# What you should do
Set down each line from the one containing "Parse this screenshot: output" to the one containing "Convert this screenshot", inclusive, exactly as written and with nothing further.

Stored data:
______________________________

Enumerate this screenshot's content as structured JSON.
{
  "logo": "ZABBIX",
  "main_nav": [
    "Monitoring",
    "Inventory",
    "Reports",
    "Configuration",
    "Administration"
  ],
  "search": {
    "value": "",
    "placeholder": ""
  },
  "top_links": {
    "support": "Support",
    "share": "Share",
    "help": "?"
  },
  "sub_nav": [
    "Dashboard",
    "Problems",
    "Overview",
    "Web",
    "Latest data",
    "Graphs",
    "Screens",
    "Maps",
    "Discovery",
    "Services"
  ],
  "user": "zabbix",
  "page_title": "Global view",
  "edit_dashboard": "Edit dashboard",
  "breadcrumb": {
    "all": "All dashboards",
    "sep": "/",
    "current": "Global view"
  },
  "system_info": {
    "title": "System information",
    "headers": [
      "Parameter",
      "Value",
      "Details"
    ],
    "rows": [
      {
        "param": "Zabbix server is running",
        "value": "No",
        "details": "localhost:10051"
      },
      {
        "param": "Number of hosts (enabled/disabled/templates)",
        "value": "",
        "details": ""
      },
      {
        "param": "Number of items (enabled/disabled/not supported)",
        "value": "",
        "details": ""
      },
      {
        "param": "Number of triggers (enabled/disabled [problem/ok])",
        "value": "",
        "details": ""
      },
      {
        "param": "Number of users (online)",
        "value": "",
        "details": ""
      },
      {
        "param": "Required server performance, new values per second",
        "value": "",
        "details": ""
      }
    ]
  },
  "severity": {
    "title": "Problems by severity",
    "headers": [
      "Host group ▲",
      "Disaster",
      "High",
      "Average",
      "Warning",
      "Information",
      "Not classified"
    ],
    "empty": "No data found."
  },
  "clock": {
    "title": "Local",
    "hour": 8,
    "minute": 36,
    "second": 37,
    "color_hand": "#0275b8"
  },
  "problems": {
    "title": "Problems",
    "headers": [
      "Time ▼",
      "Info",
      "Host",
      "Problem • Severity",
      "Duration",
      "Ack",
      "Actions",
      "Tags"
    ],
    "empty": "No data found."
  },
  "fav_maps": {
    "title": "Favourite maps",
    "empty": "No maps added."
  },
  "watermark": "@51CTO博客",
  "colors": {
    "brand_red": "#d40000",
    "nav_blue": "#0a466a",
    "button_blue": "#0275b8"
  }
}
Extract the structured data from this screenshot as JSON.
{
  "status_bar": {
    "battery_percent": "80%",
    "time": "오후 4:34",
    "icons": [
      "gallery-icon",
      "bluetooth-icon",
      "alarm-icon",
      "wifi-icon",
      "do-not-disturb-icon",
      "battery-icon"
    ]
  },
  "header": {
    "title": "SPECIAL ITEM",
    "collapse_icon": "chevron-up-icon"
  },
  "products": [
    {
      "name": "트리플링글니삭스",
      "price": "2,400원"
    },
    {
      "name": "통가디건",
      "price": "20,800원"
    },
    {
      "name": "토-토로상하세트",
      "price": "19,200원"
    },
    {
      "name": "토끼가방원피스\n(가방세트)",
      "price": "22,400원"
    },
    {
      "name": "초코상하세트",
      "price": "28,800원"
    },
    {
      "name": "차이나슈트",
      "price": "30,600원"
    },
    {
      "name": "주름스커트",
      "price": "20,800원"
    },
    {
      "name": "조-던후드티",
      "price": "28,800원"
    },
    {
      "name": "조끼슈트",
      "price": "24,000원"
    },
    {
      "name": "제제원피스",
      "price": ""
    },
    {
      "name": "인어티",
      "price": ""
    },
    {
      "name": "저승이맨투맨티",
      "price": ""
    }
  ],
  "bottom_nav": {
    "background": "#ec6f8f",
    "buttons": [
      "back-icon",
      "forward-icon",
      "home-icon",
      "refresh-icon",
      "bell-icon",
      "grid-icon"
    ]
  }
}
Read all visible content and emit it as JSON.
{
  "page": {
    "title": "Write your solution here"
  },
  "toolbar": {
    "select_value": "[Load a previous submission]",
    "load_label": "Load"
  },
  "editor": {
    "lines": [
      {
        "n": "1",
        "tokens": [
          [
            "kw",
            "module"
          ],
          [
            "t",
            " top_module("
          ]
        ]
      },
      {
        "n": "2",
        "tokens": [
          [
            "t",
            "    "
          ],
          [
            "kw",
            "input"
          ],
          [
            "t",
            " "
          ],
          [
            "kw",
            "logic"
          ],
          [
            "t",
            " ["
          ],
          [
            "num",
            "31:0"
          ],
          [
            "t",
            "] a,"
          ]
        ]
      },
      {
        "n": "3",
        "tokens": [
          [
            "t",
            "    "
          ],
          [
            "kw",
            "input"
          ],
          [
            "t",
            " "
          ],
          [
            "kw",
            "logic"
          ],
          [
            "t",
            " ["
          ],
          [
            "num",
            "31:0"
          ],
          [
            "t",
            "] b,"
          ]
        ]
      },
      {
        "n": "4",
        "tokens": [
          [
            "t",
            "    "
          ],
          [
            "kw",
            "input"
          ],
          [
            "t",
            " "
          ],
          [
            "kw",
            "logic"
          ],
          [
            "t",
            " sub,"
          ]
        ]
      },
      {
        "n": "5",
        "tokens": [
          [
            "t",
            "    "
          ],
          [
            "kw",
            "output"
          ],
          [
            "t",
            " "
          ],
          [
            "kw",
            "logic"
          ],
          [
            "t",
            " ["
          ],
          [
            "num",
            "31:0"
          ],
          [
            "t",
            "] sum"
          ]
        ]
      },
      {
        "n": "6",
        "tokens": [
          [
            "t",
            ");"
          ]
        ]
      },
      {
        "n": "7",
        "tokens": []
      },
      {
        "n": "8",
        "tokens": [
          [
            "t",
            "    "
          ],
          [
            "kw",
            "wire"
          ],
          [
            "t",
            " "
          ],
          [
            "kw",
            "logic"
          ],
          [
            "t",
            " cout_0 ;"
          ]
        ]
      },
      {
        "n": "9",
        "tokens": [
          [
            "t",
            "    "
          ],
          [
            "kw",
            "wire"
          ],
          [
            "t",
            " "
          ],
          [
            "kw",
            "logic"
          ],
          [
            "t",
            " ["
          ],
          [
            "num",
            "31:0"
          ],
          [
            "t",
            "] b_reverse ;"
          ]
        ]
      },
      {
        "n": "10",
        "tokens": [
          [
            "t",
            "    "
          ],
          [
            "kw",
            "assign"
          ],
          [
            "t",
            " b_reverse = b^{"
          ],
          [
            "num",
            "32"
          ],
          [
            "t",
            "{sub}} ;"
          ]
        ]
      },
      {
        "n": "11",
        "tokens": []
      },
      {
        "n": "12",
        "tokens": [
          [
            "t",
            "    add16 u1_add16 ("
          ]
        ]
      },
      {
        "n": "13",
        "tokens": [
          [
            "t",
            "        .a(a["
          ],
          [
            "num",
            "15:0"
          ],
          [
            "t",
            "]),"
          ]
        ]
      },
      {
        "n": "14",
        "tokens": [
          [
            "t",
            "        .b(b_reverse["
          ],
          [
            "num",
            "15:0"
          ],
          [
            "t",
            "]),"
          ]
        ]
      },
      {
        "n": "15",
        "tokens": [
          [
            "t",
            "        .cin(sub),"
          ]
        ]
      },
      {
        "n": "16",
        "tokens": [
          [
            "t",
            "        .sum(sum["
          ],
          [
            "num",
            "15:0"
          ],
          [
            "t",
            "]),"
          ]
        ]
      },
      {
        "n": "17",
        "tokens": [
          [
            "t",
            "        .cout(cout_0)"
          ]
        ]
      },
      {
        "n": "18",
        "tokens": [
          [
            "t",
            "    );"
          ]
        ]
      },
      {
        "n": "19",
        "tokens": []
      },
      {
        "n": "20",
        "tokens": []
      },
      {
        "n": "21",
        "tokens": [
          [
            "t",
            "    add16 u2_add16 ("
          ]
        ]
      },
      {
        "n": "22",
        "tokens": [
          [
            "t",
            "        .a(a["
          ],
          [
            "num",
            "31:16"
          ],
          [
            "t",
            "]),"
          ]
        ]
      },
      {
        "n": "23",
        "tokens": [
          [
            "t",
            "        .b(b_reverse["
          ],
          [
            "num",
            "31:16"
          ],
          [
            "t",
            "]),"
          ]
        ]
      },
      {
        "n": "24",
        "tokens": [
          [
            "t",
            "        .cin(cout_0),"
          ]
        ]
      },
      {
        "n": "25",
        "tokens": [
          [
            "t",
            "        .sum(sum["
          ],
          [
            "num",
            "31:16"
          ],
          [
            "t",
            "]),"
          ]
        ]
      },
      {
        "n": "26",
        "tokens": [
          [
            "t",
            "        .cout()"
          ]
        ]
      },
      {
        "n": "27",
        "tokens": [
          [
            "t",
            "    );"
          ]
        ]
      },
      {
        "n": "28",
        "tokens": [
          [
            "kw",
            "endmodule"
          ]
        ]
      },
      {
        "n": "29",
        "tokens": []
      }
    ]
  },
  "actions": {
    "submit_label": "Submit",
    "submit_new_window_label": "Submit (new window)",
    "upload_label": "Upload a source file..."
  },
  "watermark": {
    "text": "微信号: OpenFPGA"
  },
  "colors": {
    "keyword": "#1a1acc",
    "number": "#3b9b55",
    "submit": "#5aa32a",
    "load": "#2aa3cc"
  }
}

______________________________

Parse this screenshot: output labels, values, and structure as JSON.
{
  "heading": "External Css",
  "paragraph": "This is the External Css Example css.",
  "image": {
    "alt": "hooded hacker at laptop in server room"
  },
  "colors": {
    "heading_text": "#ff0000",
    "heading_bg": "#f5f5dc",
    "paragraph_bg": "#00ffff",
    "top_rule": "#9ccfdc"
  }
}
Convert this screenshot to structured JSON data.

______________________________

# Problem solution
Parse this screenshot: output labels, values, and structure as JSON.
{
  "heading": "External Css",
  "paragraph": "This is the External Css Example css.",
  "image": {
    "alt": "hooded hacker at laptop in server room"
  },
  "colors": {
    "heading_text": "#ff0000",
    "heading_bg": "#f5f5dc",
    "paragraph_bg": "#00ffff",
    "top_rule": "#9ccfdc"
  }
}
Convert this screenshot to structured JSON data.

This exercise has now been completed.